Work to be completed: Locate the string "капитального" in the listing below. Copy every line where it is found.

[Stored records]
..............................

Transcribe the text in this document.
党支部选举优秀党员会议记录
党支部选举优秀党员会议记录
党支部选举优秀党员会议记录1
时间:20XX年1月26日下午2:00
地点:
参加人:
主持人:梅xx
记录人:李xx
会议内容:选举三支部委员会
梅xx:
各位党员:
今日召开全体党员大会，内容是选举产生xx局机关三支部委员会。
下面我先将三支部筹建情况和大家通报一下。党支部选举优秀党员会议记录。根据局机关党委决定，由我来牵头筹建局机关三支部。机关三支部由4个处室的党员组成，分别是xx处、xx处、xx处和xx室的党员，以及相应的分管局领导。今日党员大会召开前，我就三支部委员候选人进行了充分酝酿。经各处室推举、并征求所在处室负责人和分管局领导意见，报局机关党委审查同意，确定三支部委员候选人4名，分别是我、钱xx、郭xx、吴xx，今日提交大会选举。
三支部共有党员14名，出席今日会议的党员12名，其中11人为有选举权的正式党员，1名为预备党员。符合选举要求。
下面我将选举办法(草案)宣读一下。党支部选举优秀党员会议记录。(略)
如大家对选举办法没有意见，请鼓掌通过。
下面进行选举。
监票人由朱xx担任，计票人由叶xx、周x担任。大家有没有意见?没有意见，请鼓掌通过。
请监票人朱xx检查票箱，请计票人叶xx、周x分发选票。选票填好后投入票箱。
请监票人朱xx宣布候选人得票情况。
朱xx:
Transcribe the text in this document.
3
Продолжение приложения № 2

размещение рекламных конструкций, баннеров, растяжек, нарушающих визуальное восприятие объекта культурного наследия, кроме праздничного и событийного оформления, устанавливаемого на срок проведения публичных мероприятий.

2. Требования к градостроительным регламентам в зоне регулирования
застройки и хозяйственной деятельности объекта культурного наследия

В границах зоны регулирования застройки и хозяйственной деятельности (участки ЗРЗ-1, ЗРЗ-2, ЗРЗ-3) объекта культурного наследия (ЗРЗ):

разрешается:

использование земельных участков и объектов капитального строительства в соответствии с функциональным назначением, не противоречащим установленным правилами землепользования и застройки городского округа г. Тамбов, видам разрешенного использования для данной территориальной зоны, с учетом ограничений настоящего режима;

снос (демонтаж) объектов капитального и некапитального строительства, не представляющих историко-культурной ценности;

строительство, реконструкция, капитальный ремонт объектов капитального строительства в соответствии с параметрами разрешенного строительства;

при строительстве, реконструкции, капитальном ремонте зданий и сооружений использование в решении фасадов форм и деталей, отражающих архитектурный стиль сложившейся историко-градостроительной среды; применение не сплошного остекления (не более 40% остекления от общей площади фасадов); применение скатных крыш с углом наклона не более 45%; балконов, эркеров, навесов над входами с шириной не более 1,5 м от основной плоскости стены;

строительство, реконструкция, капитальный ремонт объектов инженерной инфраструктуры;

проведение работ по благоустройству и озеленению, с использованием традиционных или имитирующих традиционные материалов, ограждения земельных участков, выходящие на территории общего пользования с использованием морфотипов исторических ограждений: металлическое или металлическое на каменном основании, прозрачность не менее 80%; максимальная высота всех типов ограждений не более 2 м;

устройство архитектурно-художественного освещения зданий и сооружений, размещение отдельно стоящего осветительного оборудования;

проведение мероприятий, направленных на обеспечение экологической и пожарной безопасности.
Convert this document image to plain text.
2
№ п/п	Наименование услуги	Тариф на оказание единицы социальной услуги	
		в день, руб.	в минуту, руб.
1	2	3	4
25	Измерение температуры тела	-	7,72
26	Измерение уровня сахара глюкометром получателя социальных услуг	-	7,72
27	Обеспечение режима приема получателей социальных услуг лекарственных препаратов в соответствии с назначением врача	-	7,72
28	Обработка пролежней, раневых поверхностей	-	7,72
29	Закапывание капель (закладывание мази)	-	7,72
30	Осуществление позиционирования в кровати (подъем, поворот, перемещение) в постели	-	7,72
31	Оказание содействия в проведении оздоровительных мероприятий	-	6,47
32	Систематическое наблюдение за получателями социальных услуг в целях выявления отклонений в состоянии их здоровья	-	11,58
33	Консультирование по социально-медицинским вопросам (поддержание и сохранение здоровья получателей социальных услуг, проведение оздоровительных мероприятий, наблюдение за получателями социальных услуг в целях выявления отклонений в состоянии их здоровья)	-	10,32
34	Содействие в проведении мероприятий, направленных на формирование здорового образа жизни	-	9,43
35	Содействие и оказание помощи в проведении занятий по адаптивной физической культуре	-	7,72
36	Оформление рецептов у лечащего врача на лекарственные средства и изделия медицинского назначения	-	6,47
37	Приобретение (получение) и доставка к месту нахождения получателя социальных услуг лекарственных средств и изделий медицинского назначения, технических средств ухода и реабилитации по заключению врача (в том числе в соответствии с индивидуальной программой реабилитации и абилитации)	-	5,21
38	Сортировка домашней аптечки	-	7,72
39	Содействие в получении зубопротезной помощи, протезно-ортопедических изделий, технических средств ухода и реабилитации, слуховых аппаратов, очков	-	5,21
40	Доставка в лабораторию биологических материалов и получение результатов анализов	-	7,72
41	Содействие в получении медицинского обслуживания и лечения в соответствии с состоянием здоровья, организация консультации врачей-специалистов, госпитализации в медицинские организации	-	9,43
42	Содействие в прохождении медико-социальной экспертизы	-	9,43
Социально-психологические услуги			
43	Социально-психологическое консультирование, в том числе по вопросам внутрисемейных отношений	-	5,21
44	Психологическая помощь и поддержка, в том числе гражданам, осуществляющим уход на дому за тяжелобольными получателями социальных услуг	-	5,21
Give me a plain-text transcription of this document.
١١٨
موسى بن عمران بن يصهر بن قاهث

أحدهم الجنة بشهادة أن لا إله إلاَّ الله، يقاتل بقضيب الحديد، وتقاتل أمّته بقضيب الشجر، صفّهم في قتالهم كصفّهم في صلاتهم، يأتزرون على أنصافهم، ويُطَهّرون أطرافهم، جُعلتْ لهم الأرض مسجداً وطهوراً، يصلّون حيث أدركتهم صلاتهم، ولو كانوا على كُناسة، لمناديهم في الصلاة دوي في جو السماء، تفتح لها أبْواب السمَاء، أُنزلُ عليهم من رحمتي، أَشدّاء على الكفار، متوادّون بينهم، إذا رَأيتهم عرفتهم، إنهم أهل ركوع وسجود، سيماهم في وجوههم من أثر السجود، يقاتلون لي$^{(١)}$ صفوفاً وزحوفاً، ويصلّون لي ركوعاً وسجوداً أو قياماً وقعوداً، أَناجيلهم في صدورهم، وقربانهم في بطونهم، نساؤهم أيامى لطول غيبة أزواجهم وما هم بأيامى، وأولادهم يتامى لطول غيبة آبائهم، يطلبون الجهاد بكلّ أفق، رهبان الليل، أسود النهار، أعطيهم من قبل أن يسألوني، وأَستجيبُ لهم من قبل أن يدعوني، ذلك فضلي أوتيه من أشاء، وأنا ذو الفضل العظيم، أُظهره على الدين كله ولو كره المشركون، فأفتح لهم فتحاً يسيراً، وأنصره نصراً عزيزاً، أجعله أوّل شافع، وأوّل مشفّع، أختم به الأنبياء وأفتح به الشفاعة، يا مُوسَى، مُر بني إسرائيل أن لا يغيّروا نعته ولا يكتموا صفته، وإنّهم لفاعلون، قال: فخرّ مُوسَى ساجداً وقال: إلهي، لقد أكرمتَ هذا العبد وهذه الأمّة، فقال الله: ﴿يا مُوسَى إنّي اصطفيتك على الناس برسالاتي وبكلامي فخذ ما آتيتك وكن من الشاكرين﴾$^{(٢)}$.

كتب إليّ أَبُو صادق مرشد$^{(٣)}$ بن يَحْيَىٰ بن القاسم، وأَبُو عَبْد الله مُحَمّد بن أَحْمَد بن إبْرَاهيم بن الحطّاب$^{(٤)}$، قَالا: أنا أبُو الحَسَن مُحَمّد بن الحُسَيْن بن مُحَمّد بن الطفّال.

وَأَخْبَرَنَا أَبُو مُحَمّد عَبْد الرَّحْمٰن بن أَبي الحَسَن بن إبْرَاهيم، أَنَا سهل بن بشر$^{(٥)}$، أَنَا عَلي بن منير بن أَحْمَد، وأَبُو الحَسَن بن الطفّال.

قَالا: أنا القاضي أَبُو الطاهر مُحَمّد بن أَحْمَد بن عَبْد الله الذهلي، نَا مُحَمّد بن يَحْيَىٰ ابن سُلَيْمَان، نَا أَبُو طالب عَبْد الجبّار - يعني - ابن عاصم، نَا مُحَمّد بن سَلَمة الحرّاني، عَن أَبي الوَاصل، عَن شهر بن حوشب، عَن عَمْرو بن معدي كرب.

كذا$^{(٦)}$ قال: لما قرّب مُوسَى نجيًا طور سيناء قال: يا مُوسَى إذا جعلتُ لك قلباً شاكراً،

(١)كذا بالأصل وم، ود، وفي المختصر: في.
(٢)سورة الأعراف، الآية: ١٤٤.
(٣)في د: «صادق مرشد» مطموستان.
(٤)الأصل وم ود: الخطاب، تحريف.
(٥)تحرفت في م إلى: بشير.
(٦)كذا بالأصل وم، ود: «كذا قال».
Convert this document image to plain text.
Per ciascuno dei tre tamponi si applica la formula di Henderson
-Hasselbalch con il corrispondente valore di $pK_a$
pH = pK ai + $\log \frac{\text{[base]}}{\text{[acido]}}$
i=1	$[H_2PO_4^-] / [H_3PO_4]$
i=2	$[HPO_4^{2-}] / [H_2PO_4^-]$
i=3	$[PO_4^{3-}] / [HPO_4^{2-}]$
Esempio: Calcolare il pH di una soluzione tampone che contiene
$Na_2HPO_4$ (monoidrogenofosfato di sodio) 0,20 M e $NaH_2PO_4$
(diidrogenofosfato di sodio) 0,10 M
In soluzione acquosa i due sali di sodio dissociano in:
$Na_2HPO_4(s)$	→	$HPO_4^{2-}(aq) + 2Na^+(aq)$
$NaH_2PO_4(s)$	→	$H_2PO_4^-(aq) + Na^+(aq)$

..............................

Exercise solution:
использование земельных участков и объектов капитального строительства в соответствии с функциональным назначением, не противоречащим установленным правилами землепользования и застройки городского округа г. Тамбов, видам разрешенного использования для данной территориальной зоны, с учетом ограничений настоящего режима;
снос (демонтаж) объектов капитального и некапитального строительства, не представляющих историко-культурной ценности;
строительство, реконструкция, капитальный ремонт объектов капитального строительства в соответствии с параметрами разрешенного строительства;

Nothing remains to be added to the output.